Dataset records
start
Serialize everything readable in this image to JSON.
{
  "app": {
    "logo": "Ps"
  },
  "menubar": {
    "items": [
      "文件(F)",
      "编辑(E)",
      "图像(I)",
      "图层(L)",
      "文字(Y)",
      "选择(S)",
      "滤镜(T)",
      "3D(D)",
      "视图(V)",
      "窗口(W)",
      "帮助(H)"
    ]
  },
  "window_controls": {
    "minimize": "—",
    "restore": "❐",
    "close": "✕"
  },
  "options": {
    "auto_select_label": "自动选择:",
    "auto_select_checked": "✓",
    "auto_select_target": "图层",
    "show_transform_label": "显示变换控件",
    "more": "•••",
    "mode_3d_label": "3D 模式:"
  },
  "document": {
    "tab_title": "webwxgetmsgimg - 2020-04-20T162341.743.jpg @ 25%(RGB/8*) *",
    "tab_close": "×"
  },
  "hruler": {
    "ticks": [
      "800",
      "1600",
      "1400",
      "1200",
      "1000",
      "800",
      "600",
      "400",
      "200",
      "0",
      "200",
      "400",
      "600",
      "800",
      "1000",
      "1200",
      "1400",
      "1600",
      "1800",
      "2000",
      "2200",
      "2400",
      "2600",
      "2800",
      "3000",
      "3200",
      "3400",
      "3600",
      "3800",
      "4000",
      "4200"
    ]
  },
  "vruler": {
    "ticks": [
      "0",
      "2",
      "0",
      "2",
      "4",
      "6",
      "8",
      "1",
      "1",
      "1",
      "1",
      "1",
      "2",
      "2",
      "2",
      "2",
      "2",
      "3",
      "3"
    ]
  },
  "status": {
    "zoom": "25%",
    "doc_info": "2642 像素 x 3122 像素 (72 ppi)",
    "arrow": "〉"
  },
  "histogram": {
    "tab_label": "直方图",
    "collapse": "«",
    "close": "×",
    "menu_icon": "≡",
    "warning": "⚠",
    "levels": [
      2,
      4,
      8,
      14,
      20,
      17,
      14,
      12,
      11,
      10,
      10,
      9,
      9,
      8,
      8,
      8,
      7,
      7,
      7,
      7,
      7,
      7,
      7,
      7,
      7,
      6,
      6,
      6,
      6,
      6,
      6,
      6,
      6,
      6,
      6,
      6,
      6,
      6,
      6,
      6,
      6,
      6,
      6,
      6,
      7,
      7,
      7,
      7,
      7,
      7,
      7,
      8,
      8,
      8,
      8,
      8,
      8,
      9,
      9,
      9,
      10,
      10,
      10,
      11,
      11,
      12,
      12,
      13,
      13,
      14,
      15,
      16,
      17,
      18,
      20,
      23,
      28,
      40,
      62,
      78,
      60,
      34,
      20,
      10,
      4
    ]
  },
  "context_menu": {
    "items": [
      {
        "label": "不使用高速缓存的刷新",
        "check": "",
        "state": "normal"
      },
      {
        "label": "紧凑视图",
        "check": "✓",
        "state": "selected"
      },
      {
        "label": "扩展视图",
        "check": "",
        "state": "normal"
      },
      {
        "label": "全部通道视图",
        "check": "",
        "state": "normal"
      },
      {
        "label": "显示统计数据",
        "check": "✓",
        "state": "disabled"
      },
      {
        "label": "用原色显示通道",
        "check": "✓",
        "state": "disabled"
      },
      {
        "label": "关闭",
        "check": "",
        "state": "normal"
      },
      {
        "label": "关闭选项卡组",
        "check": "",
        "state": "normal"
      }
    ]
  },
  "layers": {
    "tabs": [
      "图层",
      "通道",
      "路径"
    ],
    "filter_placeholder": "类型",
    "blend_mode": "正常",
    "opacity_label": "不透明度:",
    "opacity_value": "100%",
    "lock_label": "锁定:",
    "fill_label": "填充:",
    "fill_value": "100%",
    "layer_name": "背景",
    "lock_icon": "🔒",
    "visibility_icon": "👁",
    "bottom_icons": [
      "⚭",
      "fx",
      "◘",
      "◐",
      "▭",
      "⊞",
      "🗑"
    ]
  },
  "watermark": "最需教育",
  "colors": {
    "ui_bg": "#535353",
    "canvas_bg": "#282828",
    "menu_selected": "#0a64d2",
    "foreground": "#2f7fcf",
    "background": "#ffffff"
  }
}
end
TASK BRIEF:
Set down the listing in full, keeping every word exactly as it is.

TASK ANSWER:
Serialize everything readable in this image to JSON.
{
  "app": {
    "logo": "Ps"
  },
  "menubar": {
    "items": [
      "文件(F)",
      "编辑(E)",
      "图像(I)",
      "图层(L)",
      "文字(Y)",
      "选择(S)",
      "滤镜(T)",
      "3D(D)",
      "视图(V)",
      "窗口(W)",
      "帮助(H)"
    ]
  },
  "window_controls": {
    "minimize": "—",
    "restore": "❐",
    "close": "✕"
  },
  "options": {
    "auto_select_label": "自动选择:",
    "auto_select_checked": "✓",
    "auto_select_target": "图层",
    "show_transform_label": "显示变换控件",
    "more": "•••",
    "mode_3d_label": "3D 模式:"
  },
  "document": {
    "tab_title": "webwxgetmsgimg - 2020-04-20T162341.743.jpg @ 25%(RGB/8*) *",
    "tab_close": "×"
  },
  "hruler": {
    "ticks": [
      "800",
      "1600",
      "1400",
      "1200",
      "1000",
      "800",
      "600",
      "400",
      "200",
      "0",
      "200",
      "400",
      "600",
      "800",
      "1000",
      "1200",
      "1400",
      "1600",
      "1800",
      "2000",
      "2200",
      "2400",
      "2600",
      "2800",
      "3000",
      "3200",
      "3400",
      "3600",
      "3800",
      "4000",
      "4200"
    ]
  },
  "vruler": {
    "ticks": [
      "0",
      "2",
      "0",
      "2",
      "4",
      "6",
      "8",
      "1",
      "1",
      "1",
      "1",
      "1",
      "2",
      "2",
      "2",
      "2",
      "2",
      "3",
      "3"
    ]
  },
  "status": {
    "zoom": "25%",
    "doc_info": "2642 像素 x 3122 像素 (72 ppi)",
    "arrow": "〉"
  },
  "histogram": {
    "tab_label": "直方图",
    "collapse": "«",
    "close": "×",
    "menu_icon": "≡",
    "warning": "⚠",
    "levels": [
      2,
      4,
      8,
      14,
      20,
      17,
      14,
      12,
      11,
      10,
      10,
      9,
      9,
      8,
      8,
      8,
      7,
      7,
      7,
      7,
      7,
      7,
      7,
      7,
      7,
      6,
      6,
      6,
      6,
      6,
      6,
      6,
      6,
      6,
      6,
      6,
      6,
      6,
      6,
      6,
      6,
      6,
      6,
      6,
      7,
      7,
      7,
      7,
      7,
      7,
      7,
      8,
      8,
      8,
      8,
      8,
      8,
      9,
      9,
      9,
      10,
      10,
      10,
      11,
      11,
      12,
      12,
      13,
      13,
      14,
      15,
      16,
      17,
      18,
      20,
      23,
      28,
      40,
      62,
      78,
      60,
      34,
      20,
      10,
      4
    ]
  },
  "context_menu": {
    "items": [
      {
        "label": "不使用高速缓存的刷新",
        "check": "",
        "state": "normal"
      },
      {
        "label": "紧凑视图",
        "check": "✓",
        "state": "selected"
      },
      {
        "label": "扩展视图",
        "check": "",
        "state": "normal"
      },
      {
        "label": "全部通道视图",
        "check": "",
        "state": "normal"
      },
      {
        "label": "显示统计数据",
        "check": "✓",
        "state": "disabled"
      },
      {
        "label": "用原色显示通道",
        "check": "✓",
        "state": "disabled"
      },
      {
        "label": "关闭",
        "check": "",
        "state": "normal"
      },
      {
        "label": "关闭选项卡组",
        "check": "",
        "state": "normal"
      }
    ]
  },
  "layers": {
    "tabs": [
      "图层",
      "通道",
      "路径"
    ],
    "filter_placeholder": "类型",
    "blend_mode": "正常",
    "opacity_label": "不透明度:",
    "opacity_value": "100%",
    "lock_label": "锁定:",
    "fill_label": "填充:",
    "fill_value": "100%",
    "layer_name": "背景",
    "lock_icon": "🔒",
    "visibility_icon": "👁",
    "bottom_icons": [
      "⚭",
      "fx",
      "◘",
      "◐",
      "▭",
      "⊞",
      "🗑"
    ]
  },
  "watermark": "最需教育",
  "colors": {
    "ui_bg": "#535353",
    "canvas_bg": "#282828",
    "menu_selected": "#0a64d2",
    "foreground": "#2f7fcf",
    "background": "#ffffff"
  }
}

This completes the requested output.